## Directive
Search the listing below for "σχέση". Copy each matching line.

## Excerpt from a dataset
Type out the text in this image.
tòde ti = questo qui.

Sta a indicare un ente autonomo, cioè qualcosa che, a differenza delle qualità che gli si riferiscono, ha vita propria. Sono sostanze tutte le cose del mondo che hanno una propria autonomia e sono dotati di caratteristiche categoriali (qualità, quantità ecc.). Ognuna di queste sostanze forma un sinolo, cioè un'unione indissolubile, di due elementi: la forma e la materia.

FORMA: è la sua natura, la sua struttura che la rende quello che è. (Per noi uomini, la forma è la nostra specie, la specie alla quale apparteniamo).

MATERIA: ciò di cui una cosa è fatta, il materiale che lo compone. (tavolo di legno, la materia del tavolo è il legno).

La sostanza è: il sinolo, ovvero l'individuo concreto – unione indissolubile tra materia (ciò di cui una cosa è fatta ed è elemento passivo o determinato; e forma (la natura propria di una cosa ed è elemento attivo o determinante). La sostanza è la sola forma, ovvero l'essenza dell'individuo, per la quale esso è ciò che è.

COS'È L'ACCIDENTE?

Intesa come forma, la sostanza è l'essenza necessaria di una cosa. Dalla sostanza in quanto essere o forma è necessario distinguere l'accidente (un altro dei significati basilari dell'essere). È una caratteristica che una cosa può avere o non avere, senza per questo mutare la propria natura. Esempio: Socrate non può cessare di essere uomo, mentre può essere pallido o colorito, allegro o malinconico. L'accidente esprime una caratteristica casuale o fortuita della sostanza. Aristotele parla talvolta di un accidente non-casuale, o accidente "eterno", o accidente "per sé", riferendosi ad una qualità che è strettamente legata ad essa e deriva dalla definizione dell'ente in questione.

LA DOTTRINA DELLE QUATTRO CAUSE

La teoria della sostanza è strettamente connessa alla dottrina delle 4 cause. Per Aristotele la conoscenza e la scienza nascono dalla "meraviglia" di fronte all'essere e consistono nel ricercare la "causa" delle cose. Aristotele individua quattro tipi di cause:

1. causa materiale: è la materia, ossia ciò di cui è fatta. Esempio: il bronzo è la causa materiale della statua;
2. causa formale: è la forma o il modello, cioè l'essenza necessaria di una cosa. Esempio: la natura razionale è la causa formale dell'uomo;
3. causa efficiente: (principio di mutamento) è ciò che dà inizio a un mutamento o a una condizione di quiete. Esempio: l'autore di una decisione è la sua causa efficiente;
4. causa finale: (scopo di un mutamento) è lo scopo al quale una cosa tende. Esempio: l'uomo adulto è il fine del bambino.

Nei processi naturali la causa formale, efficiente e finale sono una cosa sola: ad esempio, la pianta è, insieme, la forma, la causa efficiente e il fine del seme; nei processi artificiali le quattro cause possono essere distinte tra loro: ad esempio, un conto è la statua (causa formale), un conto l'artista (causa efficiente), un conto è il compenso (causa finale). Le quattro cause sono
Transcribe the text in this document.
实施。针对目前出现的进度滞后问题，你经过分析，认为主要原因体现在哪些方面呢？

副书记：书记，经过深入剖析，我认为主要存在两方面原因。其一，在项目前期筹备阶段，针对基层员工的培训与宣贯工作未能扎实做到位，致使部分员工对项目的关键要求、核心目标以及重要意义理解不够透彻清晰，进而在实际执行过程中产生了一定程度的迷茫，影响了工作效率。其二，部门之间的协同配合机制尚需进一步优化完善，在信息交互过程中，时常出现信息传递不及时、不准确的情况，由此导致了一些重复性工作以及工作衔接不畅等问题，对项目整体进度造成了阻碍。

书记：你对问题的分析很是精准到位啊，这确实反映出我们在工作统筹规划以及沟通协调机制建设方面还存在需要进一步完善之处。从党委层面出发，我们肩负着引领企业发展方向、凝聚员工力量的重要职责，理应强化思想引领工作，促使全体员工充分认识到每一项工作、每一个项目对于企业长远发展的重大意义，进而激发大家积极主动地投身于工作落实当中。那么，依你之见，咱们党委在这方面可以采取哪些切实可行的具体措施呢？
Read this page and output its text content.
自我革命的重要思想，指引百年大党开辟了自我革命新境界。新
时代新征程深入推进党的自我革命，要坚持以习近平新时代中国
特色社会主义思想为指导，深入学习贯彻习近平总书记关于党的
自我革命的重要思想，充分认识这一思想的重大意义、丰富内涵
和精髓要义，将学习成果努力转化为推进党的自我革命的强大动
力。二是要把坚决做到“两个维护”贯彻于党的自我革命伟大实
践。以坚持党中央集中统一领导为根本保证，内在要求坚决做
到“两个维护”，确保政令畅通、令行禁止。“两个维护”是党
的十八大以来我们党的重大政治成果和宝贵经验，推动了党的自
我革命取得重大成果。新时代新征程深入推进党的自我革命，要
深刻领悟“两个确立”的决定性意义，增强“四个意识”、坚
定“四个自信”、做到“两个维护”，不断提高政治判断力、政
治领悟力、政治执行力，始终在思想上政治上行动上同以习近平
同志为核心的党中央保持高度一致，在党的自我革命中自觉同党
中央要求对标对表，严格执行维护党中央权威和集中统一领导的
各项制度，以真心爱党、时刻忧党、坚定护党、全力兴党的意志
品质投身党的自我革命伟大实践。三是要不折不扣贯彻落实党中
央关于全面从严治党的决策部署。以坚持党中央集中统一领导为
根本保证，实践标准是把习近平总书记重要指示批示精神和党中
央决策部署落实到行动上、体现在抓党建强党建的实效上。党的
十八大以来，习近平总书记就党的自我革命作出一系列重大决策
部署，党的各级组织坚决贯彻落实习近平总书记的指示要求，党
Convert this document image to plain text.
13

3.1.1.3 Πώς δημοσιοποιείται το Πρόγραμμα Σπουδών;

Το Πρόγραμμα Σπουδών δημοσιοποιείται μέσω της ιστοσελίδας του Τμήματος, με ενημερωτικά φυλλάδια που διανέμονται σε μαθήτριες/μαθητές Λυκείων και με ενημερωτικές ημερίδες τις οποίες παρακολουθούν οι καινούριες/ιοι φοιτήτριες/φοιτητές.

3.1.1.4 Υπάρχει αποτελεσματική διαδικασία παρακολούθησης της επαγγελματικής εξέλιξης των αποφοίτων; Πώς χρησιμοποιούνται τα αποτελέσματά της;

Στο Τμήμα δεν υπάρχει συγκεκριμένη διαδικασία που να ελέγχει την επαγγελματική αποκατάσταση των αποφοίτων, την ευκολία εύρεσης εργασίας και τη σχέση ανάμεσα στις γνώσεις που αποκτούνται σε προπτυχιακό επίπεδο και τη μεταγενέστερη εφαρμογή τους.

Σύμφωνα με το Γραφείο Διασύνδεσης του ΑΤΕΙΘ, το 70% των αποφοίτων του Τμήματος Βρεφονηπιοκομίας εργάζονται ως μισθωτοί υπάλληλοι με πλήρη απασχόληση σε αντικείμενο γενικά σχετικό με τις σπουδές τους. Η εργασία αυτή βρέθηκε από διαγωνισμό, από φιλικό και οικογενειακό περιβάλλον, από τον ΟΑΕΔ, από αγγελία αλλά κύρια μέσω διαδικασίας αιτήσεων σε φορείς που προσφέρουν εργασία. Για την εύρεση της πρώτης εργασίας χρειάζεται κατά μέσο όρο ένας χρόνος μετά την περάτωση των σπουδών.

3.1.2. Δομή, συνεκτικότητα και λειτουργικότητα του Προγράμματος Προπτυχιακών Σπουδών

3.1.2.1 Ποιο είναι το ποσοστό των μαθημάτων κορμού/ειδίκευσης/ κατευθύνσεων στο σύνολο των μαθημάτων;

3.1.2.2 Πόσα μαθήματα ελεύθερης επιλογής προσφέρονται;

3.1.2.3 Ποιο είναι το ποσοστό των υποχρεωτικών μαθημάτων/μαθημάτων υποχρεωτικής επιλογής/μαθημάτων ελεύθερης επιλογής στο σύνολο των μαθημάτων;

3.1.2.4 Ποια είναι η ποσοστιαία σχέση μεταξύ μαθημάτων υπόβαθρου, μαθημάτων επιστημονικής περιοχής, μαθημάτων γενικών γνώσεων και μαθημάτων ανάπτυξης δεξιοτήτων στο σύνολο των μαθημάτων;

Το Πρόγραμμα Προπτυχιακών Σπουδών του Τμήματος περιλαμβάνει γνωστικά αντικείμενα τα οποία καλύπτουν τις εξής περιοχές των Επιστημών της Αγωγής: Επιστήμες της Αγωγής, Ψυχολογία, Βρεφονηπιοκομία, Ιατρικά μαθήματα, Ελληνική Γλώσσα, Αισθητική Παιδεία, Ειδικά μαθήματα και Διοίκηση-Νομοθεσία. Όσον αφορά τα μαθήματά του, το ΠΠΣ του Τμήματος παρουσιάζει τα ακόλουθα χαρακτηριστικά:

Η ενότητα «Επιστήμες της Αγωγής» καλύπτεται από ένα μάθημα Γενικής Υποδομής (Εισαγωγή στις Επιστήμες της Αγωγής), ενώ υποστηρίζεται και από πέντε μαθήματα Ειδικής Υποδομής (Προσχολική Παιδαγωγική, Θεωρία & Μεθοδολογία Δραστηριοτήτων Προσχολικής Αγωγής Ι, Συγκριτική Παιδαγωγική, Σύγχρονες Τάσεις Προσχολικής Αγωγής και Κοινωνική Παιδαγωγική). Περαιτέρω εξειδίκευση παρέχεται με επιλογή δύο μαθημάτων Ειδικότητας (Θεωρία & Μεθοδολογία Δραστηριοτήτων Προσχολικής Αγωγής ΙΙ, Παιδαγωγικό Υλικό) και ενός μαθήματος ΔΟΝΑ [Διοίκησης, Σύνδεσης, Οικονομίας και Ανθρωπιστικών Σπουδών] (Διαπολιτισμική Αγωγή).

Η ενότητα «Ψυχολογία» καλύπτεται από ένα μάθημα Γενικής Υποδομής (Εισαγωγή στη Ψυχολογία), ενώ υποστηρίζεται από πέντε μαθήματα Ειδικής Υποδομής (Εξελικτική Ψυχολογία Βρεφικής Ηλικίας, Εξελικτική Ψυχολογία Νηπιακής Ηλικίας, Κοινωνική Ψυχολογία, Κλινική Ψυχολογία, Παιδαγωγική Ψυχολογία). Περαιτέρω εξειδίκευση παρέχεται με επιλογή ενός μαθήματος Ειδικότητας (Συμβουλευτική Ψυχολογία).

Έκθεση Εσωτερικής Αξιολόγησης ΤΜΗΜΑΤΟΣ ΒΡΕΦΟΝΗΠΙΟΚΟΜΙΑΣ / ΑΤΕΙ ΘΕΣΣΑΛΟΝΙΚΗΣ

## Answer to this task
Στο Τμήμα δεν υπάρχει συγκεκριμένη διαδικασία που να ελέγχει την επαγγελματική αποκατάσταση των αποφοίτων, την ευκολία εύρεσης εργασίας και τη σχέση ανάμεσα στις γνώσεις που αποκτούνται σε προπτυχιακό επίπεδο και τη μεταγενέστερη εφαρμογή τους.
3.1.2.4 Ποια είναι η ποσοστιαία σχέση μεταξύ μαθημάτων υπόβαθρου, μαθημάτων επιστημονικής περιοχής, μαθημάτων γενικών γνώσεων και μαθημάτων ανάπτυξης δεξιοτήτων στο σύνολο των μαθημάτων;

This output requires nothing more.